§ Work to do
Copy the listing verbatim, excluding any images found in it.

§ Figure data in JSON
· · · · ·
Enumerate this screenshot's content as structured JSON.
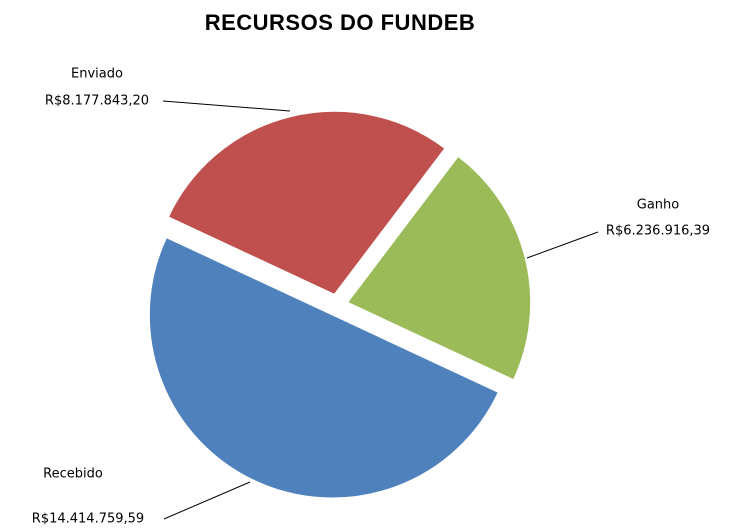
{
  "chart_data": {
    "type": "pie",
    "title": "RECURSOS  DO FUNDEB",
    "categories": [
      "Enviado",
      "Ganho",
      "Recebido"
    ],
    "values": [
      8177843.2,
      6236916.39,
      14414759.59
    ],
    "value_labels": [
      "R$8.177.843,20",
      "R$6.236.916,39",
      "R$14.414.759,59"
    ],
    "colors": [
      "#c0504d",
      "#9bbb59",
      "#4f81bd"
    ]
  }
}
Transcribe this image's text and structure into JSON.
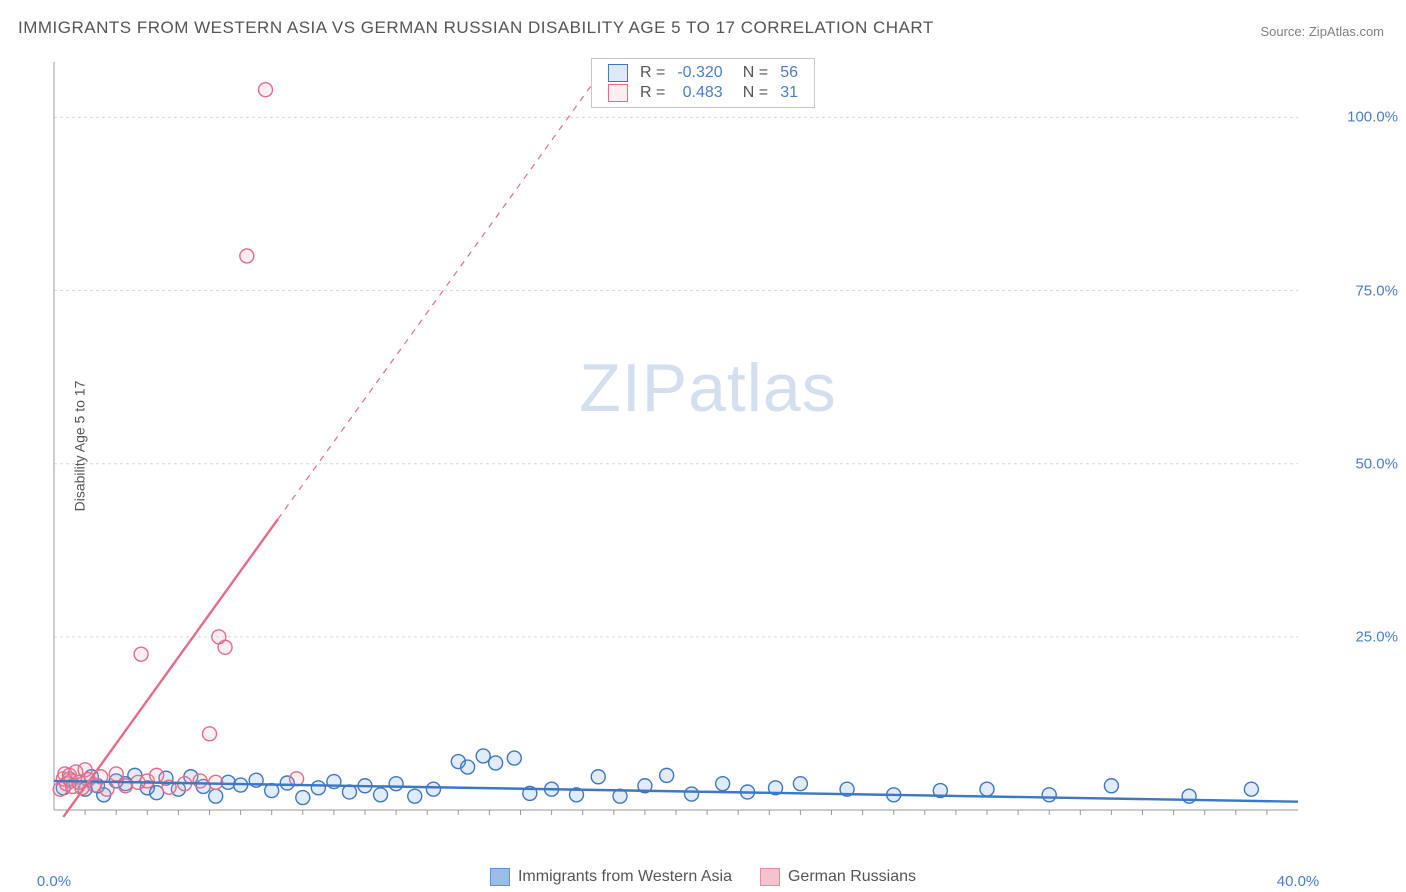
{
  "title": "IMMIGRANTS FROM WESTERN ASIA VS GERMAN RUSSIAN DISABILITY AGE 5 TO 17 CORRELATION CHART",
  "source": "Source: ZipAtlas.com",
  "ylabel": "Disability Age 5 to 17",
  "watermark_a": "ZIP",
  "watermark_b": "atlas",
  "chart": {
    "type": "scatter",
    "xlim": [
      0,
      40
    ],
    "ylim": [
      0,
      108
    ],
    "xticks": [
      {
        "v": 0,
        "label": "0.0%"
      },
      {
        "v": 40,
        "label": "40.0%"
      }
    ],
    "yticks": [
      {
        "v": 25,
        "label": "25.0%"
      },
      {
        "v": 50,
        "label": "50.0%"
      },
      {
        "v": 75,
        "label": "75.0%"
      },
      {
        "v": 100,
        "label": "100.0%"
      }
    ],
    "grid_color": "#d9d9d9",
    "axis_color": "#999999",
    "background": "#ffffff",
    "marker_radius": 7,
    "marker_stroke_width": 1.4,
    "marker_fill_opacity": 0.18,
    "trend_width_solid": 2.4,
    "trend_width_dash": 1.2,
    "series": [
      {
        "name": "Immigrants from Western Asia",
        "color": "#5b93d8",
        "stroke": "#3d78c5",
        "R": "-0.320",
        "N": "56",
        "trend": {
          "x1": 0,
          "y1": 4.2,
          "x2": 40,
          "y2": 1.2,
          "dash": false
        },
        "points": [
          [
            0.3,
            3.2
          ],
          [
            0.5,
            4.5
          ],
          [
            0.8,
            4.0
          ],
          [
            1.0,
            3.0
          ],
          [
            1.2,
            4.8
          ],
          [
            1.4,
            3.5
          ],
          [
            1.6,
            2.2
          ],
          [
            2.0,
            4.2
          ],
          [
            2.3,
            3.8
          ],
          [
            2.6,
            5.0
          ],
          [
            3.0,
            3.2
          ],
          [
            3.3,
            2.5
          ],
          [
            3.6,
            4.6
          ],
          [
            4.0,
            3.0
          ],
          [
            4.4,
            4.8
          ],
          [
            4.8,
            3.4
          ],
          [
            5.2,
            2.0
          ],
          [
            5.6,
            4.0
          ],
          [
            6.0,
            3.6
          ],
          [
            6.5,
            4.3
          ],
          [
            7.0,
            2.8
          ],
          [
            7.5,
            3.9
          ],
          [
            8.0,
            1.8
          ],
          [
            8.5,
            3.2
          ],
          [
            9.0,
            4.1
          ],
          [
            9.5,
            2.6
          ],
          [
            10.0,
            3.5
          ],
          [
            10.5,
            2.2
          ],
          [
            11.0,
            3.8
          ],
          [
            11.6,
            2.0
          ],
          [
            12.2,
            3.0
          ],
          [
            13.0,
            7.0
          ],
          [
            13.3,
            6.2
          ],
          [
            13.8,
            7.8
          ],
          [
            14.2,
            6.8
          ],
          [
            14.8,
            7.5
          ],
          [
            15.3,
            2.4
          ],
          [
            16.0,
            3.0
          ],
          [
            16.8,
            2.2
          ],
          [
            17.5,
            4.8
          ],
          [
            18.2,
            2.0
          ],
          [
            19.0,
            3.5
          ],
          [
            19.7,
            5.0
          ],
          [
            20.5,
            2.3
          ],
          [
            21.5,
            3.8
          ],
          [
            22.3,
            2.6
          ],
          [
            23.2,
            3.2
          ],
          [
            24.0,
            3.8
          ],
          [
            25.5,
            3.0
          ],
          [
            27.0,
            2.2
          ],
          [
            28.5,
            2.8
          ],
          [
            30.0,
            3.0
          ],
          [
            32.0,
            2.2
          ],
          [
            34.0,
            3.5
          ],
          [
            36.5,
            2.0
          ],
          [
            38.5,
            3.0
          ]
        ]
      },
      {
        "name": "German Russians",
        "color": "#f3a9b8",
        "stroke": "#e76b89",
        "R": "0.483",
        "N": "31",
        "trend": {
          "x1": 0.3,
          "y1": -1.0,
          "x2": 7.2,
          "y2": 42.0,
          "dash": false
        },
        "trend_dash": {
          "x1": 7.2,
          "y1": 42.0,
          "x2": 17.5,
          "y2": 106.0
        },
        "points": [
          [
            0.2,
            3.0
          ],
          [
            0.3,
            4.5
          ],
          [
            0.35,
            5.2
          ],
          [
            0.4,
            3.8
          ],
          [
            0.5,
            5.0
          ],
          [
            0.55,
            4.2
          ],
          [
            0.6,
            3.4
          ],
          [
            0.7,
            5.5
          ],
          [
            0.8,
            4.0
          ],
          [
            0.9,
            3.2
          ],
          [
            1.0,
            5.8
          ],
          [
            1.1,
            4.4
          ],
          [
            1.3,
            3.6
          ],
          [
            1.5,
            4.8
          ],
          [
            1.7,
            3.0
          ],
          [
            2.0,
            5.2
          ],
          [
            2.3,
            3.5
          ],
          [
            2.7,
            4.0
          ],
          [
            3.0,
            4.2
          ],
          [
            3.3,
            5.0
          ],
          [
            3.7,
            3.3
          ],
          [
            4.2,
            3.8
          ],
          [
            4.7,
            4.2
          ],
          [
            5.2,
            4.0
          ],
          [
            2.8,
            22.5
          ],
          [
            5.5,
            23.5
          ],
          [
            5.3,
            25.0
          ],
          [
            5.0,
            11.0
          ],
          [
            6.2,
            80.0
          ],
          [
            6.8,
            104.0
          ],
          [
            7.8,
            4.5
          ]
        ]
      }
    ],
    "legend_bottom": [
      {
        "label": "Immigrants from Western Asia",
        "fill": "#9dbce6",
        "stroke": "#5b93d8"
      },
      {
        "label": "German Russians",
        "fill": "#f6c2ce",
        "stroke": "#e98aa2"
      }
    ]
  }
}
· · · · ·
§ Correct result
Enumerate this screenshot's content as structured JSON.
{
  "chart_data": {
    "type": "pie",
    "title": "RECURSOS  DO FUNDEB",
    "categories": [
      "Enviado",
      "Ganho",
      "Recebido"
    ],
    "values": [
      8177843.2,
      6236916.39,
      14414759.59
    ],
    "value_labels": [
      "R$8.177.843,20",
      "R$6.236.916,39",
      "R$14.414.759,59"
    ],
    "colors": [
      "#c0504d",
      "#9bbb59",
      "#4f81bd"
    ]
  }
}
Transcribe this image's text and structure into JSON.
{
  "title": "IMMIGRANTS FROM WESTERN ASIA VS GERMAN RUSSIAN DISABILITY AGE 5 TO 17 CORRELATION CHART",
  "source": "Source: ZipAtlas.com",
  "ylabel": "Disability Age 5 to 17",
  "watermark_a": "ZIP",
  "watermark_b": "atlas",
  "chart": {
    "type": "scatter",
    "xlim": [
      0,
      40
    ],
    "ylim": [
      0,
      108
    ],
    "xticks": [
      {
        "v": 0,
        "label": "0.0%"
      },
      {
        "v": 40,
        "label": "40.0%"
      }
    ],
    "yticks": [
      {
        "v": 25,
        "label": "25.0%"
      },
      {
        "v": 50,
        "label": "50.0%"
      },
      {
        "v": 75,
        "label": "75.0%"
      },
      {
        "v": 100,
        "label": "100.0%"
      }
    ],
    "grid_color": "#d9d9d9",
    "axis_color": "#999999",
    "background": "#ffffff",
    "marker_radius": 7,
    "marker_stroke_width": 1.4,
    "marker_fill_opacity": 0.18,
    "trend_width_solid": 2.4,
    "trend_width_dash": 1.2,
    "series": [
      {
        "name": "Immigrants from Western Asia",
        "color": "#5b93d8",
        "stroke": "#3d78c5",
        "R": "-0.320",
        "N": "56",
        "trend": {
          "x1": 0,
          "y1": 4.2,
          "x2": 40,
          "y2": 1.2,
          "dash": false
        },
        "points": [
          [
            0.3,
            3.2
          ],
          [
            0.5,
            4.5
          ],
          [
            0.8,
            4.0
          ],
          [
            1.0,
            3.0
          ],
          [
            1.2,
            4.8
          ],
          [
            1.4,
            3.5
          ],
          [
            1.6,
            2.2
          ],
          [
            2.0,
            4.2
          ],
          [
            2.3,
            3.8
          ],
          [
            2.6,
            5.0
          ],
          [
            3.0,
            3.2
          ],
          [
            3.3,
            2.5
          ],
          [
            3.6,
            4.6
          ],
          [
            4.0,
            3.0
          ],
          [
            4.4,
            4.8
          ],
          [
            4.8,
            3.4
          ],
          [
            5.2,
            2.0
          ],
          [
            5.6,
            4.0
          ],
          [
            6.0,
            3.6
          ],
          [
            6.5,
            4.3
          ],
          [
            7.0,
            2.8
          ],
          [
            7.5,
            3.9
          ],
          [
            8.0,
            1.8
          ],
          [
            8.5,
            3.2
          ],
          [
            9.0,
            4.1
          ],
          [
            9.5,
            2.6
          ],
          [
            10.0,
            3.5
          ],
          [
            10.5,
            2.2
          ],
          [
            11.0,
            3.8
          ],
          [
            11.6,
            2.0
          ],
          [
            12.2,
            3.0
          ],
          [
            13.0,
            7.0
          ],
          [
            13.3,
            6.2
          ],
          [
            13.8,
            7.8
          ],
          [
            14.2,
            6.8
          ],
          [
            14.8,
            7.5
          ],
          [
            15.3,
            2.4
          ],
          [
            16.0,
            3.0
          ],
          [
            16.8,
            2.2
          ],
          [
            17.5,
            4.8
          ],
          [
            18.2,
            2.0
          ],
          [
            19.0,
            3.5
          ],
          [
            19.7,
            5.0
          ],
          [
            20.5,
            2.3
          ],
          [
            21.5,
            3.8
          ],
          [
            22.3,
            2.6
          ],
          [
            23.2,
            3.2
          ],
          [
            24.0,
            3.8
          ],
          [
            25.5,
            3.0
          ],
          [
            27.0,
            2.2
          ],
          [
            28.5,
            2.8
          ],
          [
            30.0,
            3.0
          ],
          [
            32.0,
            2.2
          ],
          [
            34.0,
            3.5
          ],
          [
            36.5,
            2.0
          ],
          [
            38.5,
            3.0
          ]
        ]
      },
      {
        "name": "German Russians",
        "color": "#f3a9b8",
        "stroke": "#e76b89",
        "R": "0.483",
        "N": "31",
        "trend": {
          "x1": 0.3,
          "y1": -1.0,
          "x2": 7.2,
          "y2": 42.0,
          "dash": false
        },
        "trend_dash": {
          "x1": 7.2,
          "y1": 42.0,
          "x2": 17.5,
          "y2": 106.0
        },
        "points": [
          [
            0.2,
            3.0
          ],
          [
            0.3,
            4.5
          ],
          [
            0.35,
            5.2
          ],
          [
            0.4,
            3.8
          ],
          [
            0.5,
            5.0
          ],
          [
            0.55,
            4.2
          ],
          [
            0.6,
            3.4
          ],
          [
            0.7,
            5.5
          ],
          [
            0.8,
            4.0
          ],
          [
            0.9,
            3.2
          ],
          [
            1.0,
            5.8
          ],
          [
            1.1,
            4.4
          ],
          [
            1.3,
            3.6
          ],
          [
            1.5,
            4.8
          ],
          [
            1.7,
            3.0
          ],
          [
            2.0,
            5.2
          ],
          [
            2.3,
            3.5
          ],
          [
            2.7,
            4.0
          ],
          [
            3.0,
            4.2
          ],
          [
            3.3,
            5.0
          ],
          [
            3.7,
            3.3
          ],
          [
            4.2,
            3.8
          ],
          [
            4.7,
            4.2
          ],
          [
            5.2,
            4.0
          ],
          [
            2.8,
            22.5
          ],
          [
            5.5,
            23.5
          ],
          [
            5.3,
            25.0
          ],
          [
            5.0,
            11.0
          ],
          [
            6.2,
            80.0
          ],
          [
            6.8,
            104.0
          ],
          [
            7.8,
            4.5
          ]
        ]
      }
    ],
    "legend_bottom": [
      {
        "label": "Immigrants from Western Asia",
        "fill": "#9dbce6",
        "stroke": "#5b93d8"
      },
      {
        "label": "German Russians",
        "fill": "#f6c2ce",
        "stroke": "#e98aa2"
      }
    ]
  }
}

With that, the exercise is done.